**Given instruction:**
Print verbatim every line starting at the one that contains "Output a JSON" and ending at the final line of the records; include both endpoints.

**Data entries:**
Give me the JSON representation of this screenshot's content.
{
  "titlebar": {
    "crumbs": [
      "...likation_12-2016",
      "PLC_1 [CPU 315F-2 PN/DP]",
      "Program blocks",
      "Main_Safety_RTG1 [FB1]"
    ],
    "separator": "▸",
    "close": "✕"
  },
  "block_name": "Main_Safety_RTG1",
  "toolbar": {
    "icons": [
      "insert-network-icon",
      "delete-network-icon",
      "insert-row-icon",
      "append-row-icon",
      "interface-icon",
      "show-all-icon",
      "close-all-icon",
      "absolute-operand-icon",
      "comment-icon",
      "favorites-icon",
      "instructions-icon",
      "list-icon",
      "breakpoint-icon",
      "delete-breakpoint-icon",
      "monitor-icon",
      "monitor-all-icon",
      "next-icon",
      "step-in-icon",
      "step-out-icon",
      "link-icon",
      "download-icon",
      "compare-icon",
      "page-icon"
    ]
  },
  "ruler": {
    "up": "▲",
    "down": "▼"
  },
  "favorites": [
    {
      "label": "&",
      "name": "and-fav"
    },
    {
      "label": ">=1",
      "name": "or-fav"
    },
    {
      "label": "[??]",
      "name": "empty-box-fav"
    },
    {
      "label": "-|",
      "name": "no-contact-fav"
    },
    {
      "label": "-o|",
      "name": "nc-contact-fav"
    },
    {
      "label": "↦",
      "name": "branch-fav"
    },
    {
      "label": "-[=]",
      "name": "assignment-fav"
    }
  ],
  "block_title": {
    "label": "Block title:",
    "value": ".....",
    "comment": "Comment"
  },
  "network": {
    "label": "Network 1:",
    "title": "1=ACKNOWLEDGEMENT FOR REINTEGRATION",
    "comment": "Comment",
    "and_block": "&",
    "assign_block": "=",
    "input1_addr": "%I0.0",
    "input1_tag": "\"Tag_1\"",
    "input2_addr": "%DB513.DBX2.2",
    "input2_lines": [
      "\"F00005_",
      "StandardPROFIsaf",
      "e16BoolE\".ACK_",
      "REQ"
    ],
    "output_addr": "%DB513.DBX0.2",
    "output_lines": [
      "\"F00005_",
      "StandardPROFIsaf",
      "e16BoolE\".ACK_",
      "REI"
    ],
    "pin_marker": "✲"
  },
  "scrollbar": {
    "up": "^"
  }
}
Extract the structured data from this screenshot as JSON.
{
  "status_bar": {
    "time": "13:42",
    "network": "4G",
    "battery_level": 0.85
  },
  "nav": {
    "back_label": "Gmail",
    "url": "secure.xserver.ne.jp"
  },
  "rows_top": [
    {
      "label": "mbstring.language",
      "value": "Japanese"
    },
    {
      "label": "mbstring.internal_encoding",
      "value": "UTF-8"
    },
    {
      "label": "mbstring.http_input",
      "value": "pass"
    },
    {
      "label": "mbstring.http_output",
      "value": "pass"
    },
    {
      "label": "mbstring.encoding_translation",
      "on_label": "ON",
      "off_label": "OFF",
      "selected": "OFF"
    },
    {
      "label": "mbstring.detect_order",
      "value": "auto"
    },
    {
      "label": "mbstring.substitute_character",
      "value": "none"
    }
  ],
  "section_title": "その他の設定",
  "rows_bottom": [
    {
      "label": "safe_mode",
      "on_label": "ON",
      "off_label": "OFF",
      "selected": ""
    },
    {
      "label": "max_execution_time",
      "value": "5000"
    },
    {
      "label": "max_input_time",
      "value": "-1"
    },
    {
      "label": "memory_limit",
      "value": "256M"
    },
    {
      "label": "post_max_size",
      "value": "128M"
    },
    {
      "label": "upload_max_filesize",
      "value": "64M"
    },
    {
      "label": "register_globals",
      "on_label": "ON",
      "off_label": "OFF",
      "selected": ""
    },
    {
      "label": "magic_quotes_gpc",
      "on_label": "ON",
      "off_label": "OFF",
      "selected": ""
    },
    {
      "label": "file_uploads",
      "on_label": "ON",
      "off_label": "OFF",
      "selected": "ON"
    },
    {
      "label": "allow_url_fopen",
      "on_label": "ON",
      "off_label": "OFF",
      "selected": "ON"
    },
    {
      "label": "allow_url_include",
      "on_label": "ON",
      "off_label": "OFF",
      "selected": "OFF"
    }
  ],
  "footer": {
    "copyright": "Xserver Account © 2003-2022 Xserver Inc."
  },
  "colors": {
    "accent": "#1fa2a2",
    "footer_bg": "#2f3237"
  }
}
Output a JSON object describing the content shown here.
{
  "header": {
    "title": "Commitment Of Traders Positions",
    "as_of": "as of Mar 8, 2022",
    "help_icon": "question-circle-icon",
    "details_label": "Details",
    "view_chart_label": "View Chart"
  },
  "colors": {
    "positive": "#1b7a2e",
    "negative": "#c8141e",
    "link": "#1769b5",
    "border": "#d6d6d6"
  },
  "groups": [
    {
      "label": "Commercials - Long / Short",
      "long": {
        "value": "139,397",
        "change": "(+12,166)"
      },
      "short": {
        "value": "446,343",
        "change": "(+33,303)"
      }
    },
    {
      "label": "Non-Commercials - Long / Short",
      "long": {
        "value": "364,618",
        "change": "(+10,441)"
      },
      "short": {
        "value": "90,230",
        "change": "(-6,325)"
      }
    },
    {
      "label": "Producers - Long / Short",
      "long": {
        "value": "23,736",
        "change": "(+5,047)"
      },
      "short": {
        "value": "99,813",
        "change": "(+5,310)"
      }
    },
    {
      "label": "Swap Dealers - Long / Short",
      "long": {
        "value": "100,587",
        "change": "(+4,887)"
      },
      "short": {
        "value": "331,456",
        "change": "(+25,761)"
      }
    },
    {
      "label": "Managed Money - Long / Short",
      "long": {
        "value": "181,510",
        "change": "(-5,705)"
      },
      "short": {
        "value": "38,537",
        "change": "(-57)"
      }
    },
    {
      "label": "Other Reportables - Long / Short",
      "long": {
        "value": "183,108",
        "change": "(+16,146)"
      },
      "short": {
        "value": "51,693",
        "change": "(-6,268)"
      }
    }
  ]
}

**Answer:**
Output a JSON object describing the content shown here.
{
  "header": {
    "title": "Commitment Of Traders Positions",
    "as_of": "as of Mar 8, 2022",
    "help_icon": "question-circle-icon",
    "details_label": "Details",
    "view_chart_label": "View Chart"
  },
  "colors": {
    "positive": "#1b7a2e",
    "negative": "#c8141e",
    "link": "#1769b5",
    "border": "#d6d6d6"
  },
  "groups": [
    {
      "label": "Commercials - Long / Short",
      "long": {
        "value": "139,397",
        "change": "(+12,166)"
      },
      "short": {
        "value": "446,343",
        "change": "(+33,303)"
      }
    },
    {
      "label": "Non-Commercials - Long / Short",
      "long": {
        "value": "364,618",
        "change": "(+10,441)"
      },
      "short": {
        "value": "90,230",
        "change": "(-6,325)"
      }
    },
    {
      "label": "Producers - Long / Short",
      "long": {
        "value": "23,736",
        "change": "(+5,047)"
      },
      "short": {
        "value": "99,813",
        "change": "(+5,310)"
      }
    },
    {
      "label": "Swap Dealers - Long / Short",
      "long": {
        "value": "100,587",
        "change": "(+4,887)"
      },
      "short": {
        "value": "331,456",
        "change": "(+25,761)"
      }
    },
    {
      "label": "Managed Money - Long / Short",
      "long": {
        "value": "181,510",
        "change": "(-5,705)"
      },
      "short": {
        "value": "38,537",
        "change": "(-57)"
      }
    },
    {
      "label": "Other Reportables - Long / Short",
      "long": {
        "value": "183,108",
        "change": "(+16,146)"
      },
      "short": {
        "value": "51,693",
        "change": "(-6,268)"
      }
    }
  ]
}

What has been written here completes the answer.